TASK GOAL → Copy all lines below containing "bottom".

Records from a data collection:
## begin
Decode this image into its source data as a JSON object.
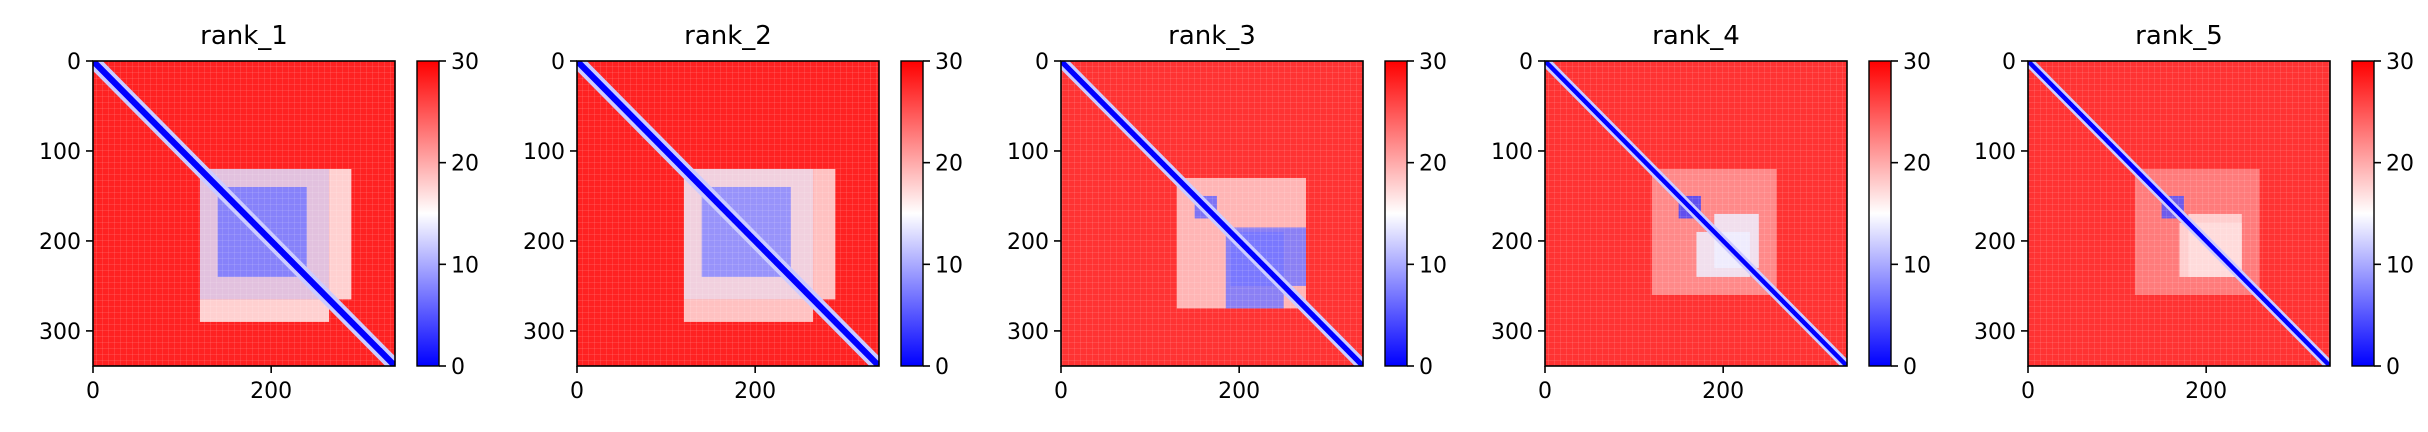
{
  "chart_data": {
    "type": "heatmap",
    "colormap": {
      "name": "bwr",
      "low_color": "#0000ff",
      "mid_color": "#ffffff",
      "high_color": "#ff0000",
      "vmin": 0,
      "vmax": 30,
      "colorbar_ticks": [
        0,
        10,
        20,
        30
      ]
    },
    "matrix_size": 339,
    "xlim": [
      0,
      339
    ],
    "ylim": [
      339,
      0
    ],
    "x_ticks": [
      0,
      200
    ],
    "y_ticks": [
      0,
      100,
      200,
      300
    ],
    "panels": [
      {
        "title": "rank_1",
        "background_value": 28,
        "diagonal_width": 7,
        "blocks": [
          {
            "x": [
              120,
              265
            ],
            "y": [
              120,
              265
            ],
            "value": 13
          },
          {
            "x": [
              140,
              240
            ],
            "y": [
              140,
              240
            ],
            "value": 7
          },
          {
            "x": [
              120,
              265
            ],
            "y": [
              265,
              290
            ],
            "value": 16
          }
        ]
      },
      {
        "title": "rank_2",
        "background_value": 28,
        "diagonal_width": 7,
        "blocks": [
          {
            "x": [
              120,
              265
            ],
            "y": [
              120,
              265
            ],
            "value": 14
          },
          {
            "x": [
              140,
              240
            ],
            "y": [
              140,
              240
            ],
            "value": 8
          },
          {
            "x": [
              120,
              265
            ],
            "y": [
              265,
              290
            ],
            "value": 17
          }
        ]
      },
      {
        "title": "rank_3",
        "background_value": 27,
        "diagonal_width": 6,
        "blocks": [
          {
            "x": [
              130,
              275
            ],
            "y": [
              130,
              275
            ],
            "value": 18
          },
          {
            "x": [
              190,
              275
            ],
            "y": [
              185,
              250
            ],
            "value": 7
          },
          {
            "x": [
              150,
              175
            ],
            "y": [
              150,
              175
            ],
            "value": 6
          }
        ]
      },
      {
        "title": "rank_4",
        "background_value": 27,
        "diagonal_width": 5,
        "blocks": [
          {
            "x": [
              120,
              260
            ],
            "y": [
              120,
              260
            ],
            "value": 21
          },
          {
            "x": [
              150,
              175
            ],
            "y": [
              150,
              175
            ],
            "value": 4
          },
          {
            "x": [
              190,
              240
            ],
            "y": [
              170,
              230
            ],
            "value": 14
          }
        ]
      },
      {
        "title": "rank_5",
        "background_value": 27,
        "diagonal_width": 5,
        "blocks": [
          {
            "x": [
              120,
              260
            ],
            "y": [
              120,
              260
            ],
            "value": 22
          },
          {
            "x": [
              150,
              175
            ],
            "y": [
              150,
              175
            ],
            "value": 5
          },
          {
            "x": [
              180,
              240
            ],
            "y": [
              170,
              240
            ],
            "value": 17
          }
        ]
      }
    ]
  }
}
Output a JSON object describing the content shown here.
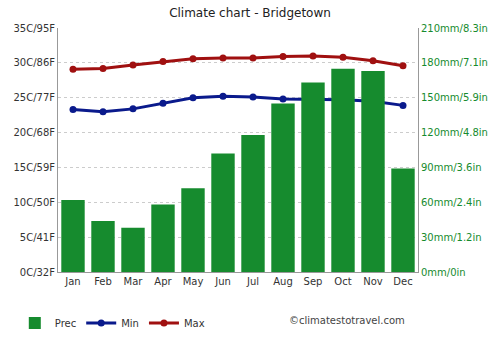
{
  "chart_data": {
    "type": "bar",
    "title": "Climate chart - Bridgetown",
    "categories": [
      "Jan",
      "Feb",
      "Mar",
      "Apr",
      "May",
      "Jun",
      "Jul",
      "Aug",
      "Sep",
      "Oct",
      "Nov",
      "Dec"
    ],
    "series": [
      {
        "name": "Prec",
        "type": "bar",
        "axis": "y2",
        "color": "#168b2e",
        "values": [
          62,
          44,
          38,
          58,
          72,
          102,
          118,
          145,
          163,
          175,
          173,
          89
        ]
      },
      {
        "name": "Min",
        "type": "line",
        "color": "#0a1a8c",
        "marker": "circle",
        "line_style": "solid",
        "values": [
          23.3,
          23.0,
          23.4,
          24.2,
          25.0,
          25.2,
          25.1,
          24.8,
          24.8,
          24.7,
          24.5,
          23.9
        ]
      },
      {
        "name": "Max",
        "type": "line",
        "color": "#a01010",
        "marker": "circle",
        "line_style": "solid",
        "values": [
          29.1,
          29.2,
          29.7,
          30.2,
          30.6,
          30.7,
          30.7,
          30.9,
          31.0,
          30.8,
          30.3,
          29.6
        ]
      }
    ],
    "ylim": [
      0,
      35
    ],
    "yticks": [
      {
        "value": 0,
        "label": "0C/32F"
      },
      {
        "value": 5,
        "label": "5C/41F"
      },
      {
        "value": 10,
        "label": "10C/50F"
      },
      {
        "value": 15,
        "label": "15C/59F"
      },
      {
        "value": 20,
        "label": "20C/68F"
      },
      {
        "value": 25,
        "label": "25C/77F"
      },
      {
        "value": 30,
        "label": "30C/86F"
      },
      {
        "value": 35,
        "label": "35C/95F"
      }
    ],
    "y2lim": [
      0,
      210
    ],
    "y2ticks": [
      {
        "value": 0,
        "label": "0mm/0in"
      },
      {
        "value": 30,
        "label": "30mm/1.2in"
      },
      {
        "value": 60,
        "label": "60mm/2.4in"
      },
      {
        "value": 90,
        "label": "90mm/3.6in"
      },
      {
        "value": 120,
        "label": "120mm/4.8in"
      },
      {
        "value": 150,
        "label": "150mm/5.9in"
      },
      {
        "value": 180,
        "label": "180mm/7.1in"
      },
      {
        "value": 210,
        "label": "210mm/8.3in"
      }
    ],
    "grid": true,
    "legend": "bottom",
    "annotations": [
      "©climatestotravel.com"
    ]
  }
}
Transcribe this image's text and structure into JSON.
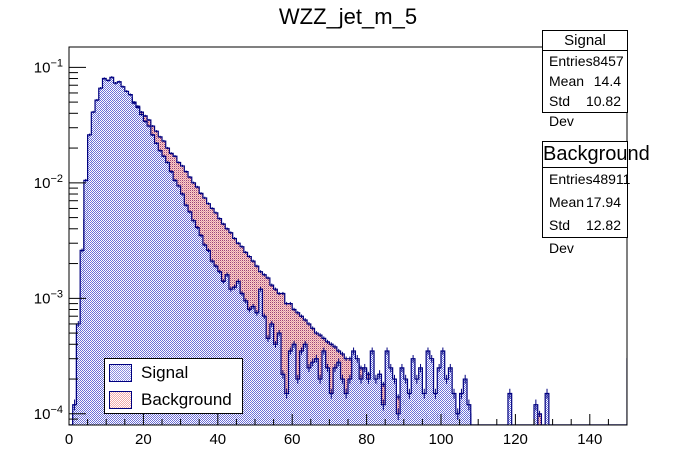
{
  "chart_data": {
    "type": "bar",
    "title": "WZZ_jet_m_5",
    "xlabel": "",
    "ylabel": "",
    "xlim": [
      0,
      150
    ],
    "ylim": [
      8e-05,
      0.15
    ],
    "yscale": "log",
    "x_ticks": [
      "0",
      "20",
      "40",
      "60",
      "80",
      "100",
      "120",
      "140"
    ],
    "y_ticks": [
      {
        "base": "10",
        "exp": "-1"
      },
      {
        "base": "10",
        "exp": "-2"
      },
      {
        "base": "10",
        "exp": "-3"
      },
      {
        "base": "10",
        "exp": "-4"
      }
    ],
    "bin_width": 1,
    "series": [
      {
        "name": "Signal",
        "color": "#00007f",
        "fill": "#8a8ee0",
        "values": [
          0,
          0.00012,
          0.0006,
          0.0026,
          0.0105,
          0.026,
          0.041,
          0.052,
          0.066,
          0.08,
          0.077,
          0.082,
          0.073,
          0.075,
          0.068,
          0.062,
          0.058,
          0.049,
          0.045,
          0.039,
          0.034,
          0.031,
          0.026,
          0.022,
          0.019,
          0.017,
          0.015,
          0.0125,
          0.0105,
          0.0094,
          0.008,
          0.0064,
          0.0056,
          0.0047,
          0.0041,
          0.0035,
          0.0029,
          0.0026,
          0.0021,
          0.0019,
          0.0017,
          0.0014,
          0.0016,
          0.0012,
          0.00125,
          0.0014,
          0.0011,
          0.00095,
          0.0008,
          0.00085,
          0.00075,
          0.0012,
          0.0007,
          0.00045,
          0.0006,
          0.0004,
          0.0005,
          0.00022,
          0.00015,
          0.00035,
          0.0004,
          0.0002,
          0.00035,
          0.0004,
          0.00025,
          0.00028,
          0.0003,
          0.0002,
          0.00035,
          0.00025,
          0.00015,
          0.00025,
          0.00028,
          0.0002,
          0.00015,
          0.0002,
          0.00035,
          0.0003,
          0.0002,
          0.00025,
          0.0002,
          0.00035,
          0.0002,
          0.00022,
          0.00012,
          0.00035,
          0.00025,
          0.0002,
          0.0001,
          0.00025,
          0.0002,
          0.00015,
          0.0003,
          0.0002,
          0.00025,
          0.00015,
          0.00035,
          0.0003,
          0.00015,
          0.00025,
          0.00035,
          0.0002,
          0.00025,
          0.00015,
          0.0001,
          0.00015,
          0.0002,
          0.00012,
          0,
          0,
          0,
          0,
          0,
          0,
          0,
          0,
          0,
          0,
          0.00015,
          0,
          0,
          0,
          0,
          0,
          0,
          0.00012,
          0,
          0,
          0.00015,
          0,
          0,
          0,
          0,
          0,
          0,
          0,
          0,
          0,
          0,
          0,
          0,
          0,
          0,
          0,
          0,
          0,
          0,
          0,
          0,
          0,
          0.0003,
          0
        ]
      },
      {
        "name": "Background",
        "color": "#00007f",
        "fill": "#f0a8a8",
        "values": [
          0,
          0.0001,
          0.0005,
          0.0011,
          0.0048,
          0.014,
          0.024,
          0.032,
          0.04,
          0.041,
          0.048,
          0.052,
          0.052,
          0.054,
          0.058,
          0.056,
          0.054,
          0.05,
          0.046,
          0.041,
          0.038,
          0.035,
          0.031,
          0.028,
          0.025,
          0.023,
          0.02,
          0.018,
          0.017,
          0.015,
          0.014,
          0.0125,
          0.0112,
          0.01,
          0.0092,
          0.0081,
          0.0074,
          0.0066,
          0.006,
          0.0055,
          0.0049,
          0.0044,
          0.004,
          0.0037,
          0.0033,
          0.003,
          0.0028,
          0.0025,
          0.0023,
          0.0021,
          0.0019,
          0.0017,
          0.0016,
          0.0015,
          0.0013,
          0.0012,
          0.0011,
          0.0011,
          0.0009,
          0.0009,
          0.0008,
          0.00075,
          0.0007,
          0.00065,
          0.0006,
          0.00055,
          0.0005,
          0.00048,
          0.00045,
          0.00042,
          0.0004,
          0.00038,
          0.00035,
          0.00033,
          0.0003,
          0.0003,
          0.00028,
          0.00027,
          0.00025,
          0.00024,
          0.00022,
          0.0002,
          0.00019,
          0.00018,
          0.00018,
          0.00017,
          0.00015,
          0.00015,
          0.00014,
          0.00013,
          0.00012,
          0.00012,
          0.00011,
          0.0001,
          0.0001,
          0.0001,
          9e-05,
          9e-05,
          0.0001,
          9e-05,
          0.0001,
          9e-05,
          9e-05,
          9e-05,
          0.0001,
          9e-05,
          9e-05,
          0.0001,
          0,
          0,
          0,
          0,
          0,
          0,
          0,
          0,
          0,
          0,
          0,
          0,
          0,
          0,
          0,
          0,
          0,
          0,
          0.0001,
          0,
          0,
          0,
          0,
          0,
          0,
          0,
          0,
          0,
          0,
          0,
          0,
          0,
          0,
          0,
          0,
          0,
          0,
          0,
          0,
          0,
          0,
          0,
          0,
          0,
          0,
          0
        ]
      }
    ],
    "legend": {
      "position": "bottom-left",
      "entries": [
        "Signal",
        "Background"
      ]
    },
    "stats": [
      {
        "name": "Signal",
        "rows": [
          {
            "label": "Entries",
            "value": "8457"
          },
          {
            "label": "Mean",
            "value": "14.4"
          },
          {
            "label": "Std Dev",
            "value": "10.82"
          }
        ]
      },
      {
        "name": "Background",
        "rows": [
          {
            "label": "Entries",
            "value": "48911"
          },
          {
            "label": "Mean",
            "value": "17.94"
          },
          {
            "label": "Std Dev",
            "value": "12.82"
          }
        ]
      }
    ]
  }
}
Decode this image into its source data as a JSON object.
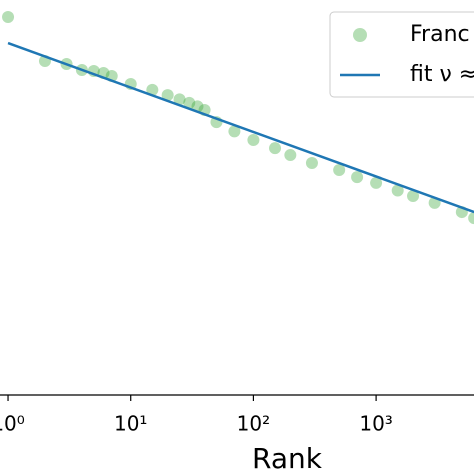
{
  "chart_data": {
    "type": "scatter",
    "xlabel": "Rank",
    "xscale": "log",
    "yscale": "log",
    "xlim": [
      0.86,
      6280
    ],
    "ylim": [
      0.000604,
      1
    ],
    "xticks": [
      {
        "value": 1,
        "label": "10⁰"
      },
      {
        "value": 10,
        "label": "10¹"
      },
      {
        "value": 100,
        "label": "10²"
      },
      {
        "value": 1000,
        "label": "10³"
      }
    ],
    "legend": "upper right",
    "series": [
      {
        "name": "Franc",
        "mode": "markers",
        "color": "#2ca02c",
        "x": [
          1,
          2,
          3,
          4,
          5,
          6,
          7,
          10,
          15,
          20,
          25,
          30,
          35,
          40,
          50,
          70,
          100,
          150,
          200,
          300,
          500,
          700,
          1000,
          1500,
          2000,
          3000,
          5000,
          6300
        ],
        "values": [
          0.727,
          0.318,
          0.301,
          0.269,
          0.264,
          0.254,
          0.24,
          0.207,
          0.185,
          0.168,
          0.155,
          0.145,
          0.136,
          0.127,
          0.101,
          0.085,
          0.0723,
          0.062,
          0.0545,
          0.047,
          0.0412,
          0.036,
          0.0323,
          0.028,
          0.0253,
          0.0222,
          0.0187,
          0.0167
        ]
      },
      {
        "name": "fit ν ≈",
        "mode": "line",
        "color": "#1f77b4",
        "x": [
          1,
          6300
        ],
        "values": [
          0.446,
          0.0187
        ]
      }
    ]
  }
}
## end
COMPLETE OUTPUT →
    "legend": "bottom",
      "position": "bottom-left",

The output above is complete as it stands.